▶ **Data records**
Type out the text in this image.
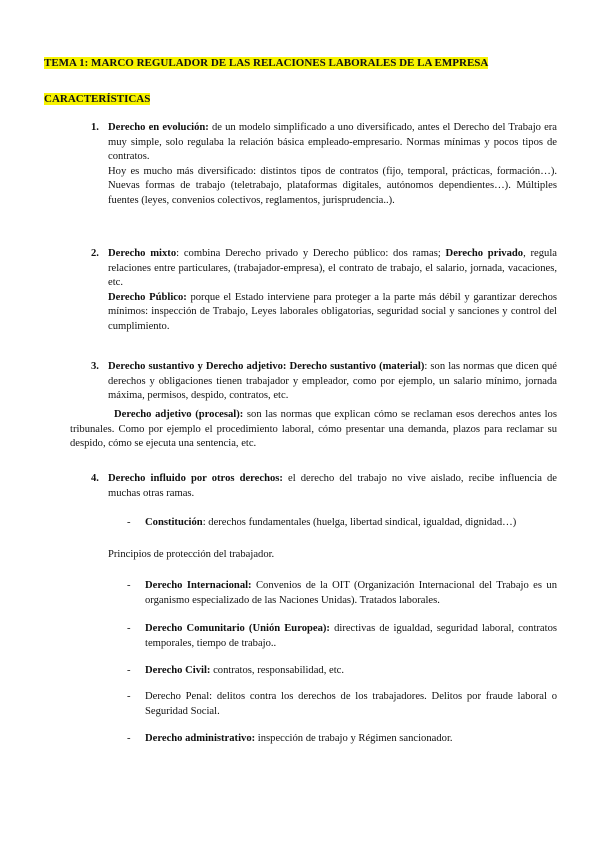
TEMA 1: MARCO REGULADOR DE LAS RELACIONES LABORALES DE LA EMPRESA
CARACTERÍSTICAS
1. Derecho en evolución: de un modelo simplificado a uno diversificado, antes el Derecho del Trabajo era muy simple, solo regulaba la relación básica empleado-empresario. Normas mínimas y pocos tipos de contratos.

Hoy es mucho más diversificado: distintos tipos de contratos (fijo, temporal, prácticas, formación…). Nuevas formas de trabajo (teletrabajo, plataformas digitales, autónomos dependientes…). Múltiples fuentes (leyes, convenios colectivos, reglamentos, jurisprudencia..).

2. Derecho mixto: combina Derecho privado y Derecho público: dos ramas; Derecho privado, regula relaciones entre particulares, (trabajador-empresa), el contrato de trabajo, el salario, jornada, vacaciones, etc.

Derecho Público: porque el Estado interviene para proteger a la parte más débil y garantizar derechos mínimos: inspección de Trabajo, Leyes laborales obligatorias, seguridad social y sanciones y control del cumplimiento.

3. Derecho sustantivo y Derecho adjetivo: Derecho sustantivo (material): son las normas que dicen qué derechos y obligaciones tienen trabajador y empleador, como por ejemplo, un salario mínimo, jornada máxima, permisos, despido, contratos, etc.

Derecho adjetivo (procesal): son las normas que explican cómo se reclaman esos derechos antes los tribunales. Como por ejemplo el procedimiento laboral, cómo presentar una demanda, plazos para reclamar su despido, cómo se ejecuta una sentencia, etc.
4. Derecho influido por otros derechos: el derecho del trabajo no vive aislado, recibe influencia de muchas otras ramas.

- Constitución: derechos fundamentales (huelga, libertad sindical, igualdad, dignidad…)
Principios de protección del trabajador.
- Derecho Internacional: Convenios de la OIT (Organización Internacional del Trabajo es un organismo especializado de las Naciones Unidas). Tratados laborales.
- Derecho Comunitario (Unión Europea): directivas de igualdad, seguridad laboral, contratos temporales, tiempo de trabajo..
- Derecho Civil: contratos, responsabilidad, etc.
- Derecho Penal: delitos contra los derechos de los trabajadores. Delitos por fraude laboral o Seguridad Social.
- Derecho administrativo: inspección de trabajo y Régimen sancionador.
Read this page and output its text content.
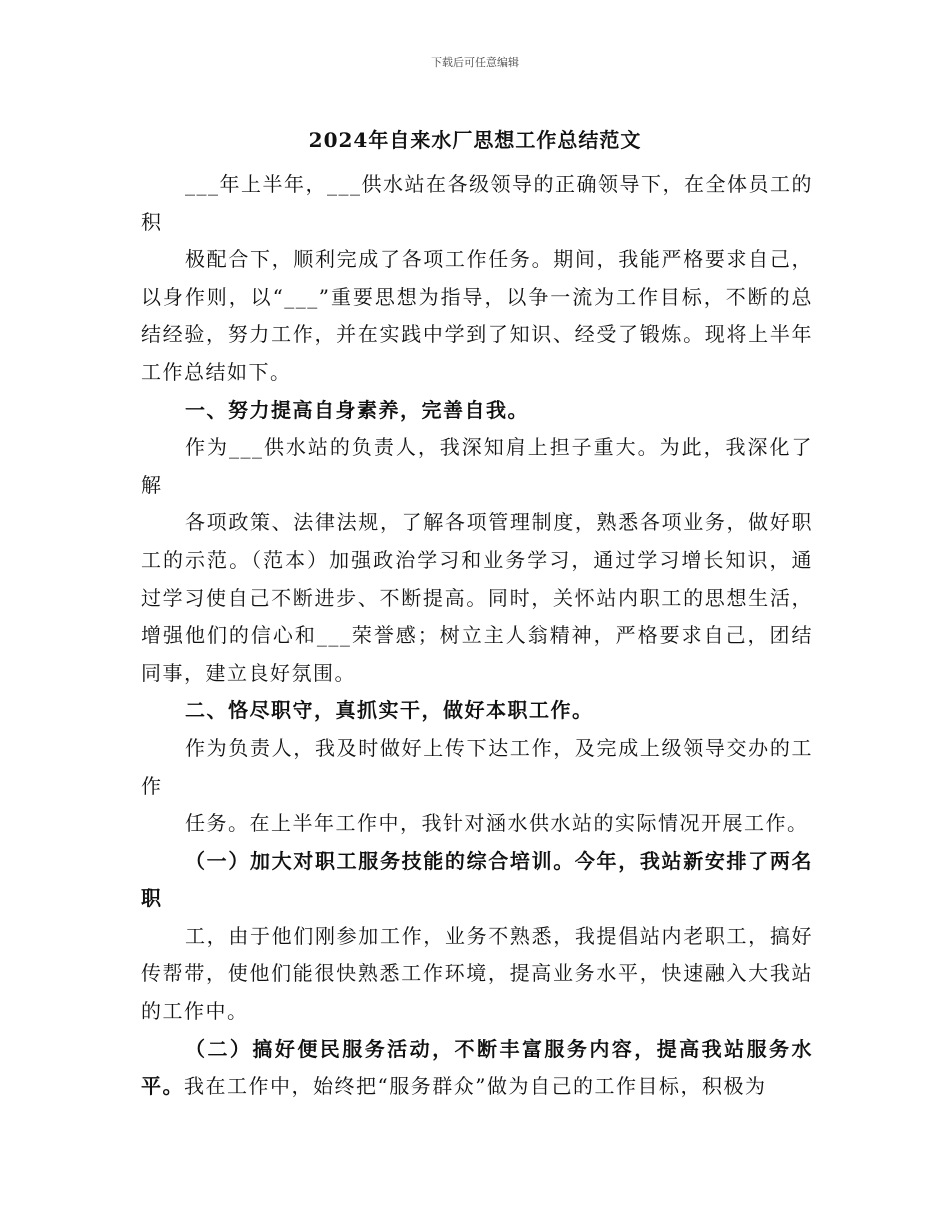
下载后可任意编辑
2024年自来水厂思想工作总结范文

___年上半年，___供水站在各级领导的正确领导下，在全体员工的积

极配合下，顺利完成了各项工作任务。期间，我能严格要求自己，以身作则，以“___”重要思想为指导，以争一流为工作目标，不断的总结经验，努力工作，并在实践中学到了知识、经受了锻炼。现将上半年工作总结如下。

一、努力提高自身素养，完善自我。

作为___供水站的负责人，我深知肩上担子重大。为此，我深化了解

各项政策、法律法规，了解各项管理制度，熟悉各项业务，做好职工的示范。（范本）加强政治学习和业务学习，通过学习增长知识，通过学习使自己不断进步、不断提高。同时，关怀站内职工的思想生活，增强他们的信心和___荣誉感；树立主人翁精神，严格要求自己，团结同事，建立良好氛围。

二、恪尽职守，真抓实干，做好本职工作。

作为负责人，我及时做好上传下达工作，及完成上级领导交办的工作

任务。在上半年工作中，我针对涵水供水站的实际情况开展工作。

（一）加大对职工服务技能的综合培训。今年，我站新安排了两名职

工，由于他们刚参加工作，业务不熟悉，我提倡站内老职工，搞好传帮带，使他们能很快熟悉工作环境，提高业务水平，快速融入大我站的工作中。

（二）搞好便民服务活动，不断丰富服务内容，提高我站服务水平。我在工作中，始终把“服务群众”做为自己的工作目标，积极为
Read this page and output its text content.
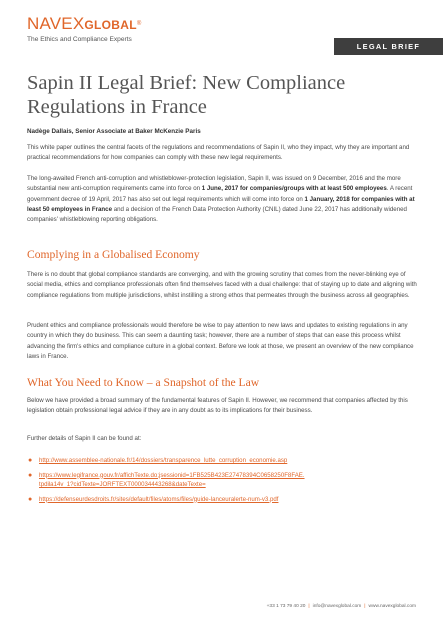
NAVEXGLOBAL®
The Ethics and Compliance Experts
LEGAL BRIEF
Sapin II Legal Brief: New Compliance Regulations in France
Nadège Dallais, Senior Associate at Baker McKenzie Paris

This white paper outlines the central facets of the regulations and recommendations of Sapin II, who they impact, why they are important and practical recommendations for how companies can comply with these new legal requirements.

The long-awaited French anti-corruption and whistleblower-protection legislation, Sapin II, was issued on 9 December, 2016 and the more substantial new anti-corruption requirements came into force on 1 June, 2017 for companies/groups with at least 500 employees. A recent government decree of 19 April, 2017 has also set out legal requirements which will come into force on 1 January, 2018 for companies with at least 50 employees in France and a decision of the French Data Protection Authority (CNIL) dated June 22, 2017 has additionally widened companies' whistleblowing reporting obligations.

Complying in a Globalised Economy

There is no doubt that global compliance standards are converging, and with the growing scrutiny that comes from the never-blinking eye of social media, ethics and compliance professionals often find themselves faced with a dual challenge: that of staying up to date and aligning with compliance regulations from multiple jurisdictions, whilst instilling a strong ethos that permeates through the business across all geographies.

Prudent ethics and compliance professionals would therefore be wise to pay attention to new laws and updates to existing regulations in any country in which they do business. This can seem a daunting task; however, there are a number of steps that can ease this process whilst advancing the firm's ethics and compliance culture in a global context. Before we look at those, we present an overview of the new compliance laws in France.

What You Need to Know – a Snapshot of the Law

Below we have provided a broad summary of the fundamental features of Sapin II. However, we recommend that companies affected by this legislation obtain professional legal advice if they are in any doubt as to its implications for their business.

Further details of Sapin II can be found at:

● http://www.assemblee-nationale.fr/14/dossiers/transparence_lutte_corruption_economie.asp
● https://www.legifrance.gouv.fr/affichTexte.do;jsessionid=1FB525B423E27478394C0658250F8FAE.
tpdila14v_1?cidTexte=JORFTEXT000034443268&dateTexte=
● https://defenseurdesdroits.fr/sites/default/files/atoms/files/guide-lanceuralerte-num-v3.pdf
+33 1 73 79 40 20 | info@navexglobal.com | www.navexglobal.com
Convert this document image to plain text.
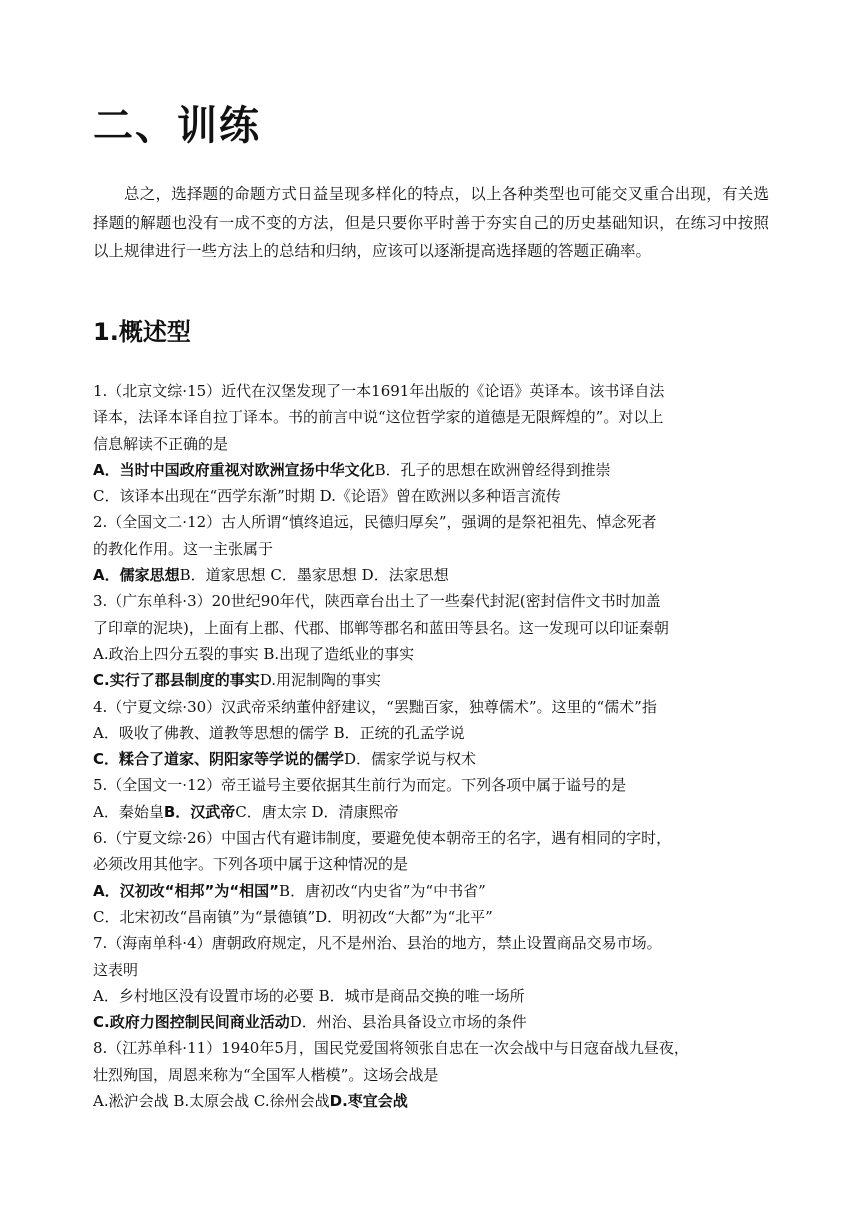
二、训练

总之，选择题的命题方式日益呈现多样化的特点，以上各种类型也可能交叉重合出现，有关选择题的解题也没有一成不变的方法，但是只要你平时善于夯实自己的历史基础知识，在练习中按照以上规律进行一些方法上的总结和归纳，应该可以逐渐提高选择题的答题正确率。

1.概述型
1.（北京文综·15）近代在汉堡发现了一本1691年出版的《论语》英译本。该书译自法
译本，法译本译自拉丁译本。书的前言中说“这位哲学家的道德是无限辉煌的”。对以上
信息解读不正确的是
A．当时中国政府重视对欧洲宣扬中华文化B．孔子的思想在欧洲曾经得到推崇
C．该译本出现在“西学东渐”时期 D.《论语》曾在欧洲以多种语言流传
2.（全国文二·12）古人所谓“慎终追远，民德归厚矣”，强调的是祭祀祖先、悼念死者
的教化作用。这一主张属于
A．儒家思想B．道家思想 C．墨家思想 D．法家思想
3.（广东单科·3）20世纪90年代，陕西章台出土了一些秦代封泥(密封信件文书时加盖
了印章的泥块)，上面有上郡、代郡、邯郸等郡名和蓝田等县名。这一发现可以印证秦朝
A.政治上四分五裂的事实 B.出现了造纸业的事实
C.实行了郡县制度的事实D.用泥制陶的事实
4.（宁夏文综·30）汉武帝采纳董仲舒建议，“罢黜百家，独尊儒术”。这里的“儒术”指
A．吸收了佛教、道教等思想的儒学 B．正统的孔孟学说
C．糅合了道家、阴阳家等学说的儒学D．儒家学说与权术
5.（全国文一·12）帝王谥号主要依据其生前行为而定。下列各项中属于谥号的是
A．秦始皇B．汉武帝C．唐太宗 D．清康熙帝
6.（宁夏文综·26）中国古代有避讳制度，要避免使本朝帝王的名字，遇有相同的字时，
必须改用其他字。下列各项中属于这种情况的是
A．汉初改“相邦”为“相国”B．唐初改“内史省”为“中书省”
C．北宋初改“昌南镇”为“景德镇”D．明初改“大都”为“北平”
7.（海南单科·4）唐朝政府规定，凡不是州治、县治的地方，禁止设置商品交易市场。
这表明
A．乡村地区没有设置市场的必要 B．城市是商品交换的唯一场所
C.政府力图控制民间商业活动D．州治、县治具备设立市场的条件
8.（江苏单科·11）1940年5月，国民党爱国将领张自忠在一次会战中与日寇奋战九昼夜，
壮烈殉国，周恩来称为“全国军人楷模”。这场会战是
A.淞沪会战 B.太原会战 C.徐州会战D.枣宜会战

▶ **Your instructions**
Say how many lines in the records contain the string "which", and say nothing else.

▶ **Reply**
2